> _Objective_: List each line in which the string "HOSxP" appears.

--- Begin Extracted records ---

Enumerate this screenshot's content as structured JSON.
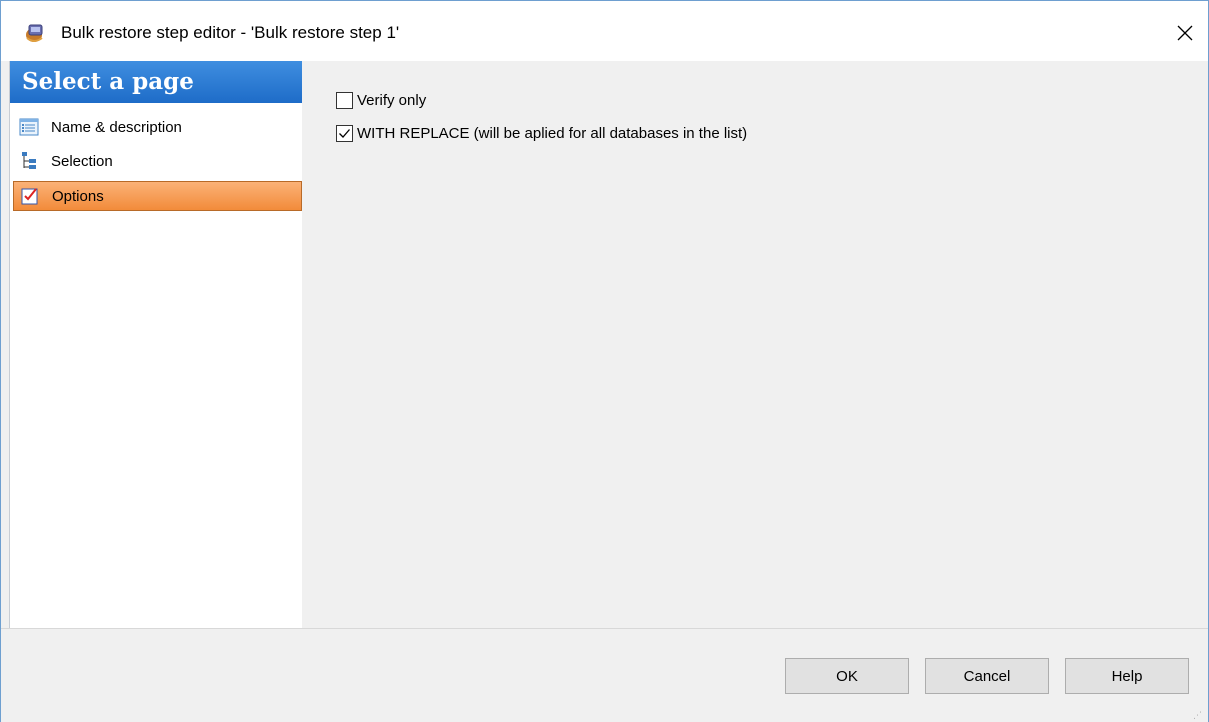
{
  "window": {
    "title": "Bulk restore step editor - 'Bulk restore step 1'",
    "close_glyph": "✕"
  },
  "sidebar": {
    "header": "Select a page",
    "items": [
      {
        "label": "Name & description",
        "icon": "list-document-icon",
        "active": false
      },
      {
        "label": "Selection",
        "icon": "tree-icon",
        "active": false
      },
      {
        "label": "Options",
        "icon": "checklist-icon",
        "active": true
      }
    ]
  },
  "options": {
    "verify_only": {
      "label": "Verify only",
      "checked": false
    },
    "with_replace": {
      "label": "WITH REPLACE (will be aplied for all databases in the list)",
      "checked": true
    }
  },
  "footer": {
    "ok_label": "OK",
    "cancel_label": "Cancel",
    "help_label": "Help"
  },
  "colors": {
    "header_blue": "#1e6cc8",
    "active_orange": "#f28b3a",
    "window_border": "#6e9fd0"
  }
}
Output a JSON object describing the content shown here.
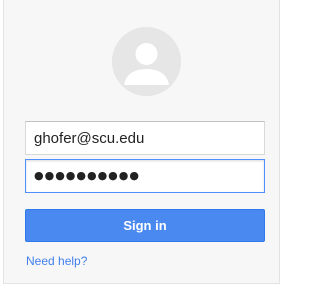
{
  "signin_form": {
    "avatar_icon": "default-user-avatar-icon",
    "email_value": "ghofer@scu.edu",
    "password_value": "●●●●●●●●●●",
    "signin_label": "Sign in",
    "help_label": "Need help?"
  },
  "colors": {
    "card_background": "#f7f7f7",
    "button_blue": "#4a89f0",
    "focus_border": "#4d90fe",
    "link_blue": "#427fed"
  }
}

--- End Extracted records ---
--- Begin Extracted records ---

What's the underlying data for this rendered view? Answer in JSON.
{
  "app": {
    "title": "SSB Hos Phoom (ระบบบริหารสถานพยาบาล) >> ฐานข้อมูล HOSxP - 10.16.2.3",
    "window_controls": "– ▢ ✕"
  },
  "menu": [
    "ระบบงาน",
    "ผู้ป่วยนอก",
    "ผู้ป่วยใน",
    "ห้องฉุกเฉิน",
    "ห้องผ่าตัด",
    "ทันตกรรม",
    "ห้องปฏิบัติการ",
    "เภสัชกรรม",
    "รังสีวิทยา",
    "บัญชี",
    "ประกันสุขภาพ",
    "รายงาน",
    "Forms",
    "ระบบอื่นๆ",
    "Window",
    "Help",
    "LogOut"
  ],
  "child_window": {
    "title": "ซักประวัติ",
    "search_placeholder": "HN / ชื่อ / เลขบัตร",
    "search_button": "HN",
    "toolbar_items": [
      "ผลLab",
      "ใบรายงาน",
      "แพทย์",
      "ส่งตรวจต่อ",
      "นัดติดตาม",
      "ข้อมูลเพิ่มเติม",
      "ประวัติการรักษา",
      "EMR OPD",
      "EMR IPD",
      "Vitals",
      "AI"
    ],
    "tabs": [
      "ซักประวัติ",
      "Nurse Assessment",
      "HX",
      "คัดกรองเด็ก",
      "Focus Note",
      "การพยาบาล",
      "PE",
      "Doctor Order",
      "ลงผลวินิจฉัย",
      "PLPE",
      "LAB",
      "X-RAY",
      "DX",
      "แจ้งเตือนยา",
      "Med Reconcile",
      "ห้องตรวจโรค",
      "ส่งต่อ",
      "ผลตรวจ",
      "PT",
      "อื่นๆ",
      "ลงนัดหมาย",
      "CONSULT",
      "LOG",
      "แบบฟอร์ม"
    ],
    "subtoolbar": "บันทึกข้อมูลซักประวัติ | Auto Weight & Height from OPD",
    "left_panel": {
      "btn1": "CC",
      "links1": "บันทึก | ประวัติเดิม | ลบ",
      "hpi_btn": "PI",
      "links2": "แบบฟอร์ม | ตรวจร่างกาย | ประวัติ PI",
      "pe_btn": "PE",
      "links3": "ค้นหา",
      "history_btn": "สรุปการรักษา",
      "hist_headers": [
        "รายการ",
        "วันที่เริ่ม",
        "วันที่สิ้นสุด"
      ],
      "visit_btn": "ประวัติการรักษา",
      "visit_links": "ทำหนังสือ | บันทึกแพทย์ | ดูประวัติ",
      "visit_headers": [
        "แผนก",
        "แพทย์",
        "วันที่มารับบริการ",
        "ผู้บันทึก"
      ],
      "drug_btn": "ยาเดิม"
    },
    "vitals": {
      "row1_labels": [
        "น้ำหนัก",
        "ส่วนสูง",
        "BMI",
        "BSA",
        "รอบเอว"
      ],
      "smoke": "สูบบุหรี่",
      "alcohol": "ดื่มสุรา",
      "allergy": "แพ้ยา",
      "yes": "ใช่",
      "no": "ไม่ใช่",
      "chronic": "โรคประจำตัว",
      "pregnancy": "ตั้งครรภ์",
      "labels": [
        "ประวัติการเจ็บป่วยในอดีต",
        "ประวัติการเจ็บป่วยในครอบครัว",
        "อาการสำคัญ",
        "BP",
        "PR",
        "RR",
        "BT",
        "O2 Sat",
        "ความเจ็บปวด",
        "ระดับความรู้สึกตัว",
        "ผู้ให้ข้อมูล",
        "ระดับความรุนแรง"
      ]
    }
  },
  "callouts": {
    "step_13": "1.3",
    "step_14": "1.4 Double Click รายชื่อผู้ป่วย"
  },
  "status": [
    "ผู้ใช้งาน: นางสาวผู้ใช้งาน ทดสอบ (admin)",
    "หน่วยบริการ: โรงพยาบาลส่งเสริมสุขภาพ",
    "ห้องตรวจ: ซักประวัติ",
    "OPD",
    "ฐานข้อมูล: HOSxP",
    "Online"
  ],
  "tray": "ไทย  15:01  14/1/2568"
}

--- End Extracted records ---
--- Begin Extracted records ---

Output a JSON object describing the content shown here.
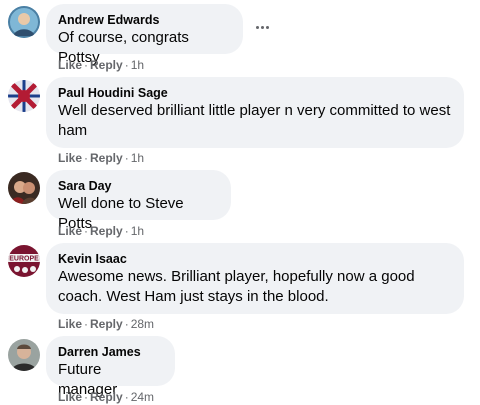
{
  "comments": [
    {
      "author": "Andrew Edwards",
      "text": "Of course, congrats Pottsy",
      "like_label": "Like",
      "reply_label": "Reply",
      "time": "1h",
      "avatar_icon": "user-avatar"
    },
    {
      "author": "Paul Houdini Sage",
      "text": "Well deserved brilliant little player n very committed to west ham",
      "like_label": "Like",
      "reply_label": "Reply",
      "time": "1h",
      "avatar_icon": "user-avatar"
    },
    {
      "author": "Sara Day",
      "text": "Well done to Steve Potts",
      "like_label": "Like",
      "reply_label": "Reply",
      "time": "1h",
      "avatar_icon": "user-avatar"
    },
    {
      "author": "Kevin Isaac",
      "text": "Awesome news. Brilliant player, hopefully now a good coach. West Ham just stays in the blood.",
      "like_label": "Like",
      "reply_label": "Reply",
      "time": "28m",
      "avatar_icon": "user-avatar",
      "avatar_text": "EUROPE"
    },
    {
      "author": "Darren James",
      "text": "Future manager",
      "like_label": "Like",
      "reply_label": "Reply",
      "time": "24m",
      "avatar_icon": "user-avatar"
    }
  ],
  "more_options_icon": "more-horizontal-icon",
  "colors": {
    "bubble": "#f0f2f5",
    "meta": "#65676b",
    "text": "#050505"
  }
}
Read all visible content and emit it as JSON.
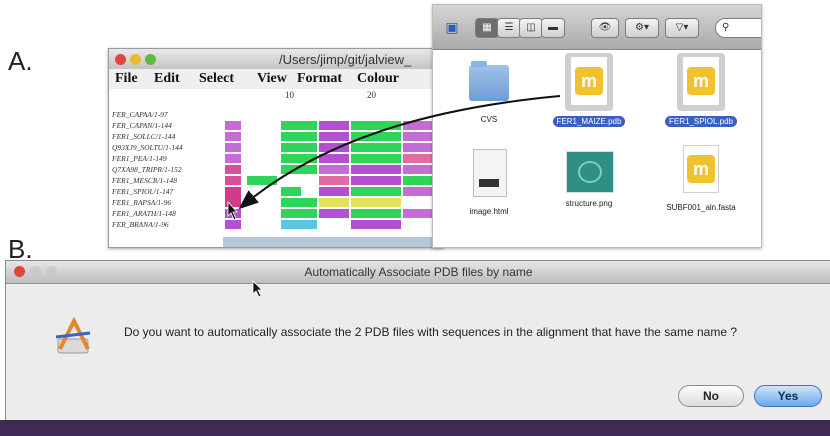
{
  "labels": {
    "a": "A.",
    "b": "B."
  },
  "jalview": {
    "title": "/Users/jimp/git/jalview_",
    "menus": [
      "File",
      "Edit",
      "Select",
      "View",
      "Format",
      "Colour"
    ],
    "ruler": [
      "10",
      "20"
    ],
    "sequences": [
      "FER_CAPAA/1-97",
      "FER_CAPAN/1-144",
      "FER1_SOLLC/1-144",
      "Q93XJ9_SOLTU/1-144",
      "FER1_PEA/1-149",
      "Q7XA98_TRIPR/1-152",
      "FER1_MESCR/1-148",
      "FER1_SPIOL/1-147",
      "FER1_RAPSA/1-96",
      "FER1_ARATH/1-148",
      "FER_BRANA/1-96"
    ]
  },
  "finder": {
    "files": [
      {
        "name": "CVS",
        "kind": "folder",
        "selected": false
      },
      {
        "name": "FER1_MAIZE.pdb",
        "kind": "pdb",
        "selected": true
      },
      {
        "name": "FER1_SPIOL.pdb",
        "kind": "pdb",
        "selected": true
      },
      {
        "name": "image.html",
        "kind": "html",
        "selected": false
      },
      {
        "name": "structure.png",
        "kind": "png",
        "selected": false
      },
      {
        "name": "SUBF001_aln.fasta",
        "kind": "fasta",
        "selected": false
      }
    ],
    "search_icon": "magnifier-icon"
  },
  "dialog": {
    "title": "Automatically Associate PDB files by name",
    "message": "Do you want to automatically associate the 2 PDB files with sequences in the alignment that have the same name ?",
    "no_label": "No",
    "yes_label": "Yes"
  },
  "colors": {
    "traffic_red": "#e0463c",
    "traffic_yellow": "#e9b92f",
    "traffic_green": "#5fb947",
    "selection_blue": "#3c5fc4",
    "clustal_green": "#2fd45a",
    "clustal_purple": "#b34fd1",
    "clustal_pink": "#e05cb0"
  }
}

--- End Extracted records ---

> _Result of the task_:
    "title": "SSB Hos Phoom (ระบบบริหารสถานพยาบาล) >> ฐานข้อมูล HOSxP - 10.16.2.3",
    "ฐานข้อมูล: HOSxP",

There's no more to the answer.